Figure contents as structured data
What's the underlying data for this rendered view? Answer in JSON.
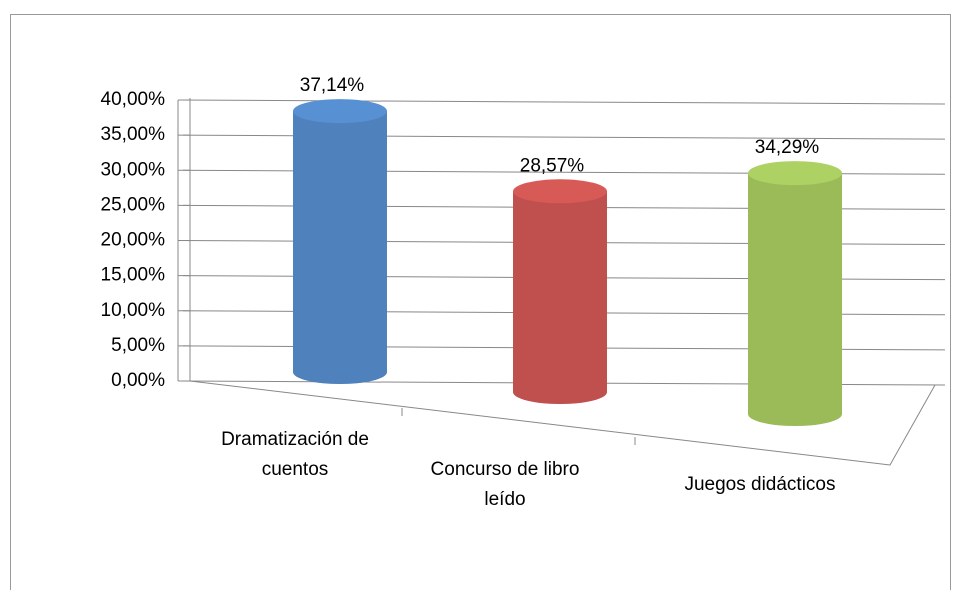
{
  "chart_data": {
    "type": "bar3d",
    "categories": [
      "Dramatización de cuentos",
      "Concurso de libro leído",
      "Juegos didácticos"
    ],
    "values": [
      37.14,
      28.57,
      34.29
    ],
    "value_labels": [
      "37,14%",
      "28,57%",
      "34,29%"
    ],
    "colors": [
      "#4f81bd",
      "#c0504d",
      "#9bbb59"
    ],
    "ylim": [
      0,
      40
    ],
    "yticks": [
      {
        "value": 0,
        "label": "0,00%"
      },
      {
        "value": 5,
        "label": "5,00%"
      },
      {
        "value": 10,
        "label": "10,00%"
      },
      {
        "value": 15,
        "label": "15,00%"
      },
      {
        "value": 20,
        "label": "20,00%"
      },
      {
        "value": 25,
        "label": "25,00%"
      },
      {
        "value": 30,
        "label": "30,00%"
      },
      {
        "value": 35,
        "label": "35,00%"
      },
      {
        "value": 40,
        "label": "40,00%"
      }
    ],
    "grid": true
  }
}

| Prompt |
Repeat all of the data above word for word, minus the pictures.

| Exercise answer |
What's the underlying data for this rendered view? Answer in JSON.
{
  "chart_data": {
    "type": "bar3d",
    "categories": [
      "Dramatización de cuentos",
      "Concurso de libro leído",
      "Juegos didácticos"
    ],
    "values": [
      37.14,
      28.57,
      34.29
    ],
    "value_labels": [
      "37,14%",
      "28,57%",
      "34,29%"
    ],
    "colors": [
      "#4f81bd",
      "#c0504d",
      "#9bbb59"
    ],
    "ylim": [
      0,
      40
    ],
    "yticks": [
      {
        "value": 0,
        "label": "0,00%"
      },
      {
        "value": 5,
        "label": "5,00%"
      },
      {
        "value": 10,
        "label": "10,00%"
      },
      {
        "value": 15,
        "label": "15,00%"
      },
      {
        "value": 20,
        "label": "20,00%"
      },
      {
        "value": 25,
        "label": "25,00%"
      },
      {
        "value": 30,
        "label": "30,00%"
      },
      {
        "value": 35,
        "label": "35,00%"
      },
      {
        "value": 40,
        "label": "40,00%"
      }
    ],
    "grid": true
  }
}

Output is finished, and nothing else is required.